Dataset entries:
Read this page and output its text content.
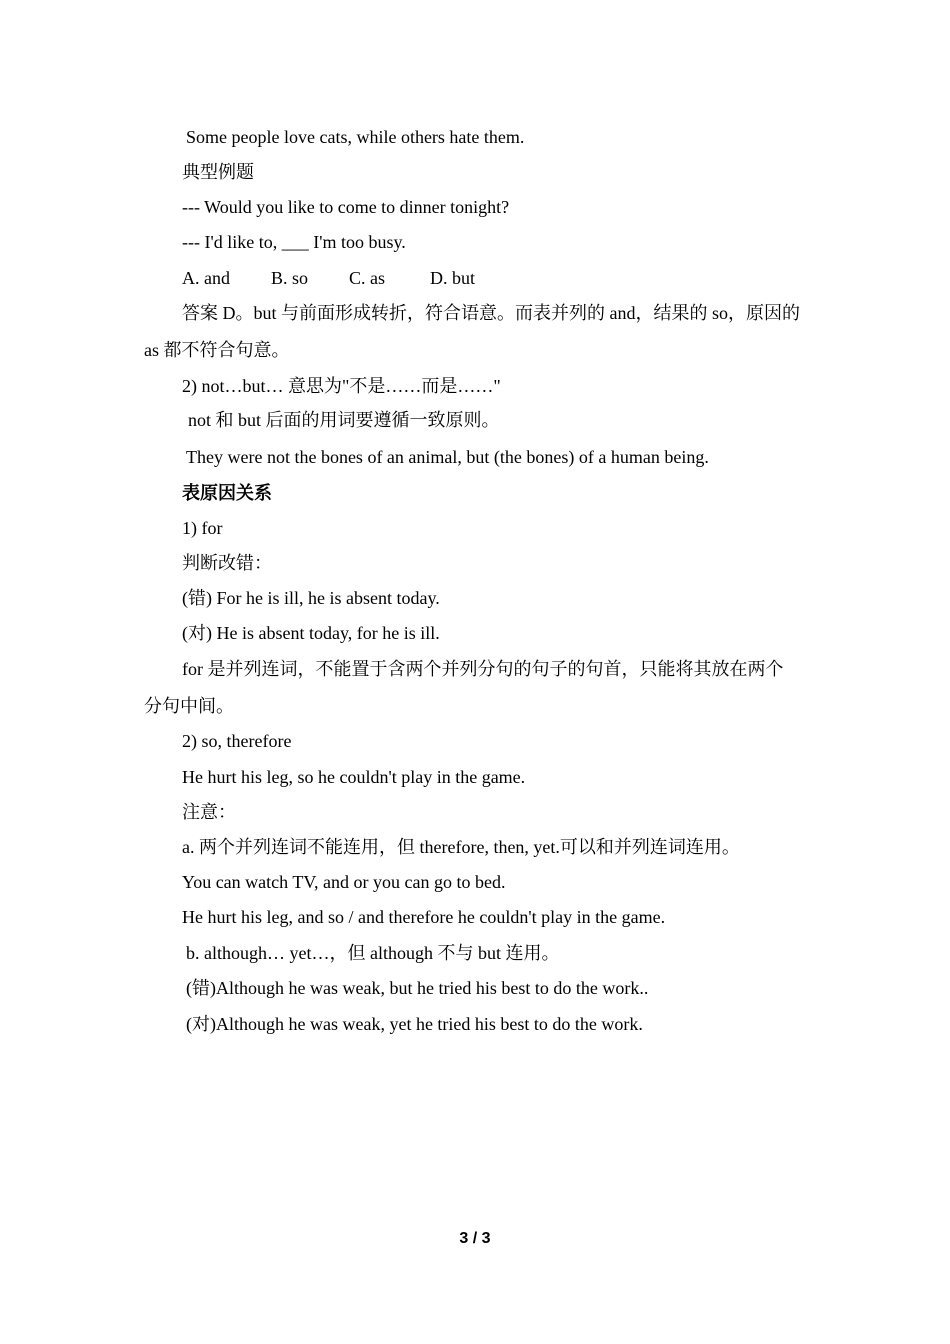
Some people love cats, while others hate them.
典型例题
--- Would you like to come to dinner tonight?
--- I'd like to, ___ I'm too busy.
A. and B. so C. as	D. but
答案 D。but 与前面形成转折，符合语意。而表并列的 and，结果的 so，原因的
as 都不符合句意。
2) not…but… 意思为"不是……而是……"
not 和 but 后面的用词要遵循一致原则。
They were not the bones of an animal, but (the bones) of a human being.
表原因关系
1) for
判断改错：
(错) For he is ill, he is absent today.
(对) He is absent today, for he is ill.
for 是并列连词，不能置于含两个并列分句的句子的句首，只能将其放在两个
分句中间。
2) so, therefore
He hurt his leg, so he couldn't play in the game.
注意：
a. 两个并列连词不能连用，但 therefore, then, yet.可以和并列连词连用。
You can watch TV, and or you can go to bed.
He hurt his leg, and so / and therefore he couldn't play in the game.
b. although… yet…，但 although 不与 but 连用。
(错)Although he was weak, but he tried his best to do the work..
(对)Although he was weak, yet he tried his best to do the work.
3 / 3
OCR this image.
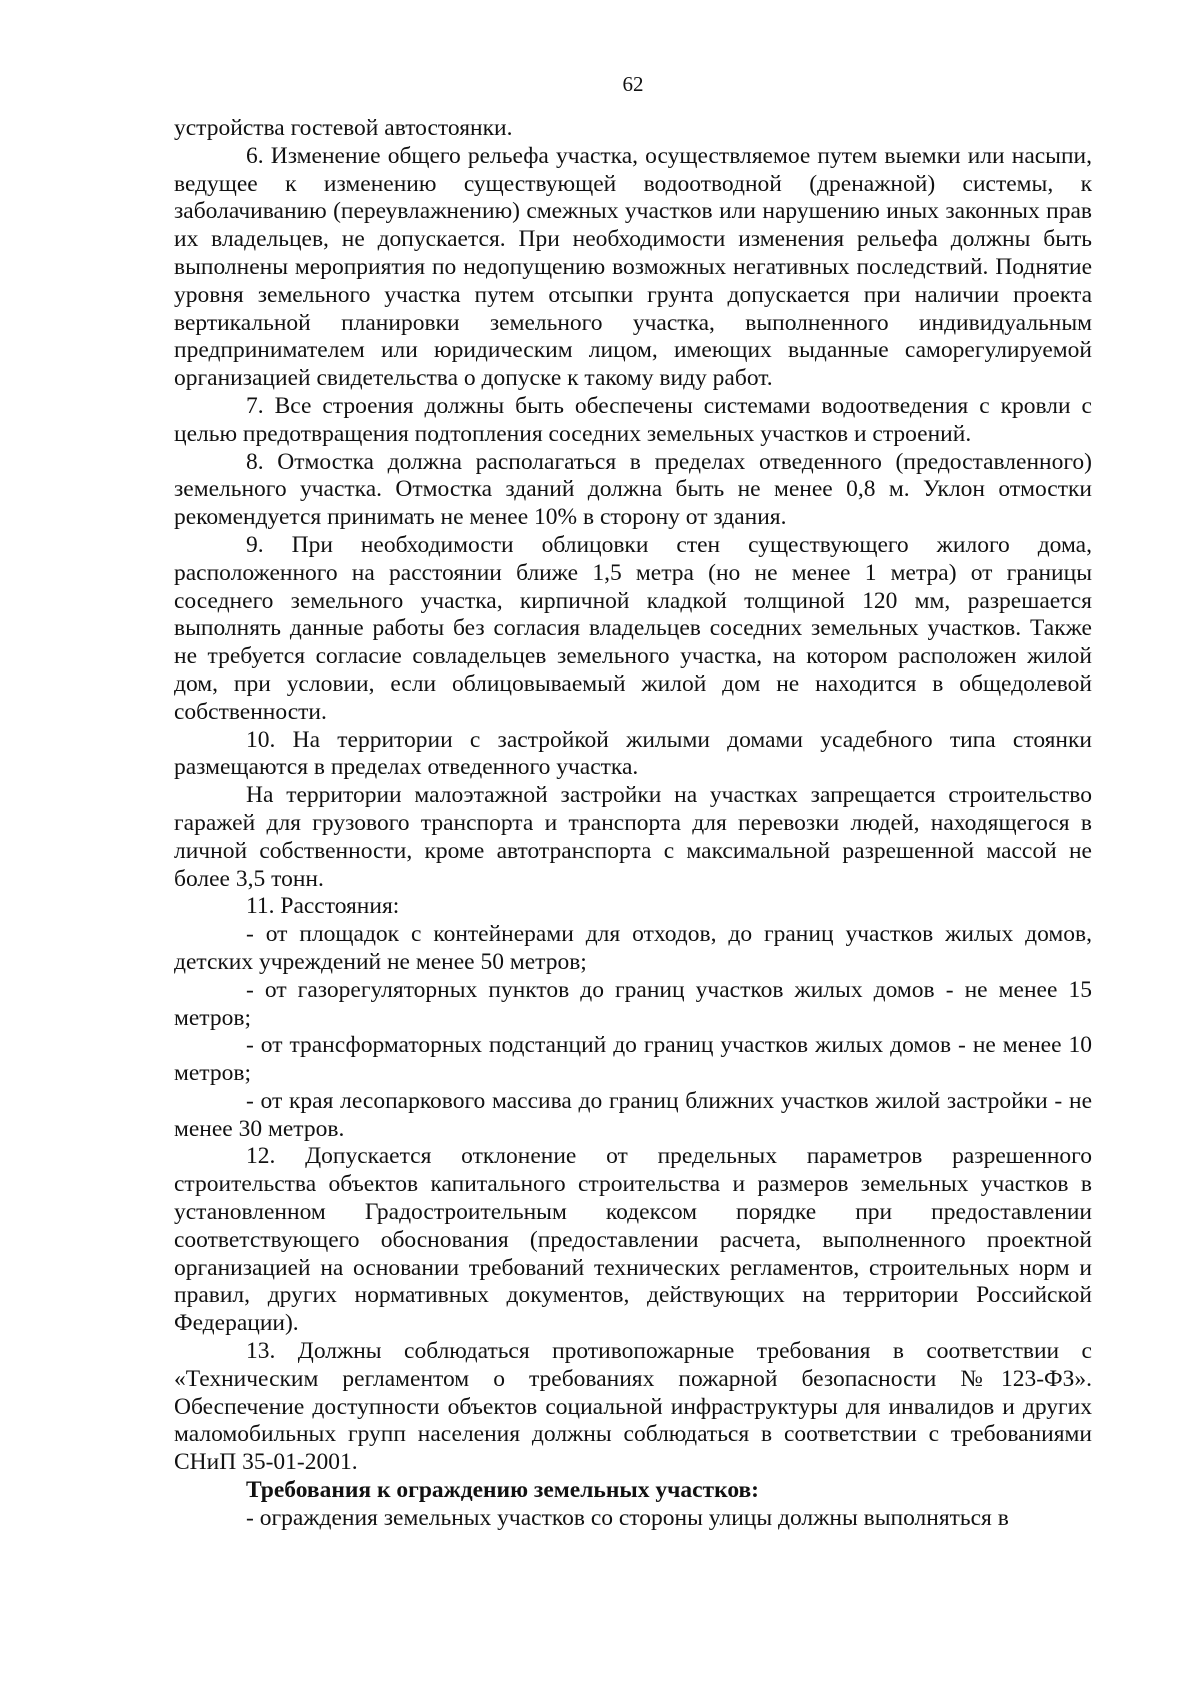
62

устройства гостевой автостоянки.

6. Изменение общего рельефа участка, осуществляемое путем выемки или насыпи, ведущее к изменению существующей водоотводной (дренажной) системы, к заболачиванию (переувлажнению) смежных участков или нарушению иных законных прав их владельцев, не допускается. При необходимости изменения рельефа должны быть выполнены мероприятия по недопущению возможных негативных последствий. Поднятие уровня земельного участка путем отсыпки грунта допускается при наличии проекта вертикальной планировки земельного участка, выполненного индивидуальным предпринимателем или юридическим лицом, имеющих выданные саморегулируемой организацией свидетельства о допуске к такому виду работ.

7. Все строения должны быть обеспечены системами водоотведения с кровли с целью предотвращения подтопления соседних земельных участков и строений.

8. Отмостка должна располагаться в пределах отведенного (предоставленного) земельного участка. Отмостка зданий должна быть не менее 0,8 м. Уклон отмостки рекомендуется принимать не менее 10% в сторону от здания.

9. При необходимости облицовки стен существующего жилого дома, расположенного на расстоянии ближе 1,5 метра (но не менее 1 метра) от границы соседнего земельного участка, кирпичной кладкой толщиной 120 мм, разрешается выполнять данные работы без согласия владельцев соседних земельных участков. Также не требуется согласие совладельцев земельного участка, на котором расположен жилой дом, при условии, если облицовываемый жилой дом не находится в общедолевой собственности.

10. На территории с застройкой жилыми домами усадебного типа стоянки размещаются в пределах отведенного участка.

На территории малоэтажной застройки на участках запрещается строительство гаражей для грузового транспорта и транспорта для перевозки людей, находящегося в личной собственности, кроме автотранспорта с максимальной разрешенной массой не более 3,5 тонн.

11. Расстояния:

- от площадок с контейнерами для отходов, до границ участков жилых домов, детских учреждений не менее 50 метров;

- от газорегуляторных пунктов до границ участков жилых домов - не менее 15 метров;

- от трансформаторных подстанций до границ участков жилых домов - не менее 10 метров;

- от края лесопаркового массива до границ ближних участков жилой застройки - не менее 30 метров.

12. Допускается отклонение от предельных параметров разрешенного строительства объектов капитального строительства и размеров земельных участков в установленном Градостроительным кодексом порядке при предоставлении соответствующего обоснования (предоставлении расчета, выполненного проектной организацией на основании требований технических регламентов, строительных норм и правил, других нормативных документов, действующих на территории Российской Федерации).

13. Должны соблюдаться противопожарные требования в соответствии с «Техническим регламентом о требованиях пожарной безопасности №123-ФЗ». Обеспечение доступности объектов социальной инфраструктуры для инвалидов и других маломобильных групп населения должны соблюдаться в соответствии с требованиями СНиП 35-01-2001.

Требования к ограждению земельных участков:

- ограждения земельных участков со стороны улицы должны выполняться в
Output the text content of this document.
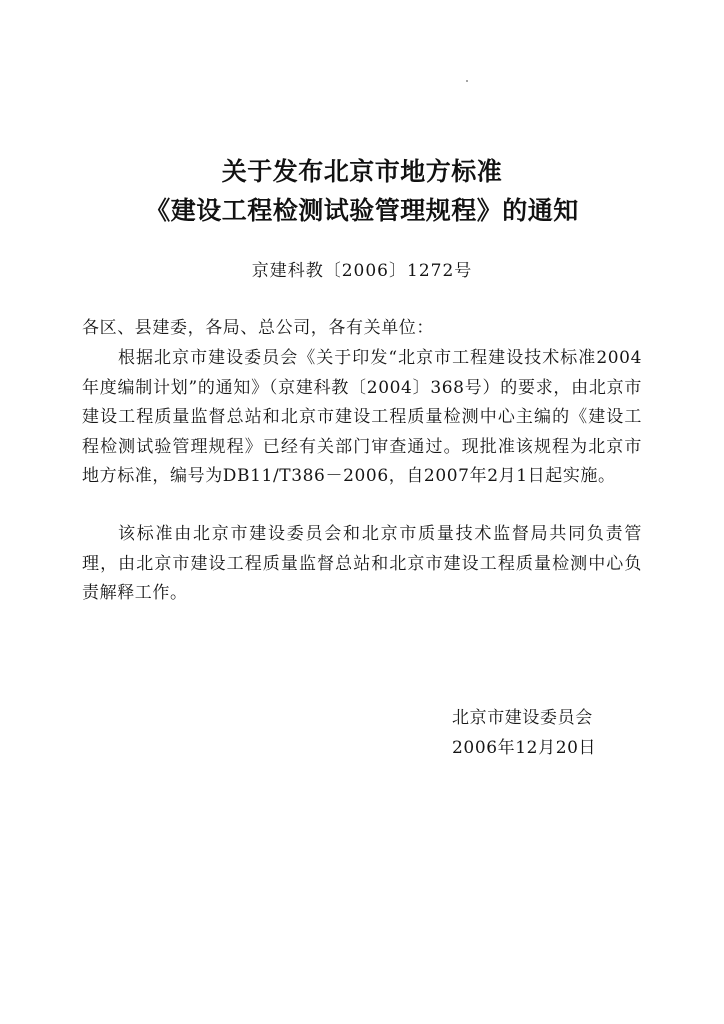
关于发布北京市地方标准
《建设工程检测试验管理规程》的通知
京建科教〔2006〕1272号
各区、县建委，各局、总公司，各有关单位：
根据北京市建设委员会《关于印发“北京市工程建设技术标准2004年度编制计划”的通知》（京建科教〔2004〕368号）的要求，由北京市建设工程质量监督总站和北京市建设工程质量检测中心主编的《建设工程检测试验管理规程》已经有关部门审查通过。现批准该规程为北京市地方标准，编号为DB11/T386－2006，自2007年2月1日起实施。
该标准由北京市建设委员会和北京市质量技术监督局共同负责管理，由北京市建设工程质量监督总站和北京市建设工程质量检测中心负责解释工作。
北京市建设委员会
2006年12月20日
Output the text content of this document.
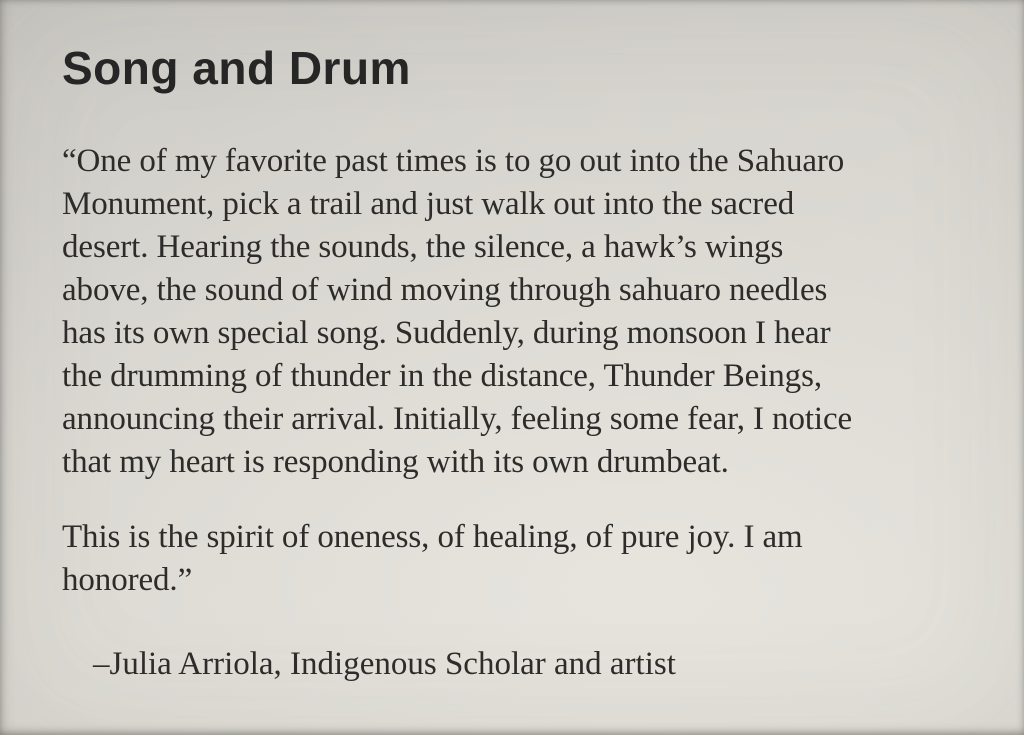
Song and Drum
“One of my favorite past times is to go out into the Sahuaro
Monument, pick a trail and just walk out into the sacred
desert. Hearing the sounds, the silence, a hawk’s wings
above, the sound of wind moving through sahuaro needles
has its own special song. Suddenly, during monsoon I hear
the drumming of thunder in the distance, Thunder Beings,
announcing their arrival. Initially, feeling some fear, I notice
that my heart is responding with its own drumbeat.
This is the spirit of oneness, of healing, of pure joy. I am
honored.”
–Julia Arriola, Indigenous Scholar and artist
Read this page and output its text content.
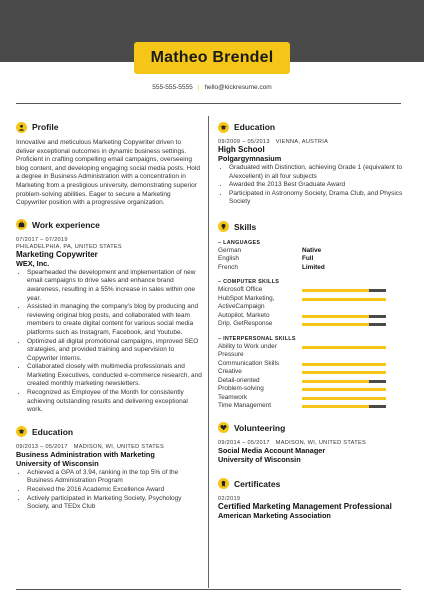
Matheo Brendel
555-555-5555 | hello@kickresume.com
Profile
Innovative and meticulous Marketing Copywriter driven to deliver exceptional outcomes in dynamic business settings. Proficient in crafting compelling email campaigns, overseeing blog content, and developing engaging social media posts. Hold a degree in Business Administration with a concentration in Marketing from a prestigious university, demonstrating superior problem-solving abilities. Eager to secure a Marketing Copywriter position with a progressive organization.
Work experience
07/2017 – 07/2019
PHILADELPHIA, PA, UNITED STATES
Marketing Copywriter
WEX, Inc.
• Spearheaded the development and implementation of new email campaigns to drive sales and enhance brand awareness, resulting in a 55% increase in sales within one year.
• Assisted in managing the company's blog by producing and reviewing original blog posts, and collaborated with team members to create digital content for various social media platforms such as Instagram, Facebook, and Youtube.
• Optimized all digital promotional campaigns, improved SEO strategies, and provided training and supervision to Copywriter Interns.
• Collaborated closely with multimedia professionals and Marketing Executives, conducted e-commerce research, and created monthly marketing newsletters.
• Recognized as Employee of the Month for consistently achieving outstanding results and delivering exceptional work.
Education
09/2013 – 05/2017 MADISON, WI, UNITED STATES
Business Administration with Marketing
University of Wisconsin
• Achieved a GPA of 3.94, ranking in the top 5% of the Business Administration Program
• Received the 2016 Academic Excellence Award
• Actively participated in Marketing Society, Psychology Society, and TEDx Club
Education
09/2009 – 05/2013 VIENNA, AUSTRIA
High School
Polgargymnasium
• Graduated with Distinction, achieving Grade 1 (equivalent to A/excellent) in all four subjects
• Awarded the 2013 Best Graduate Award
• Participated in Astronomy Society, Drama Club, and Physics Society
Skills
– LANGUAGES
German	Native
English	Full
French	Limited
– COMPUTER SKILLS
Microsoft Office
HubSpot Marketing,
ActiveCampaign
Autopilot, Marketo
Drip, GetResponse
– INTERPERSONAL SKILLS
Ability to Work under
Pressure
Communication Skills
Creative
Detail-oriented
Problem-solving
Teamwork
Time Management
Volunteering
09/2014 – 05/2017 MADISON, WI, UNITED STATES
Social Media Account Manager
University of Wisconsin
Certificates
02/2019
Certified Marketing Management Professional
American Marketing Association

■ **Problem to solve**: Give the number of lines in the material above that have the word "weak" in them, and nothing more.

■ **In response**: 2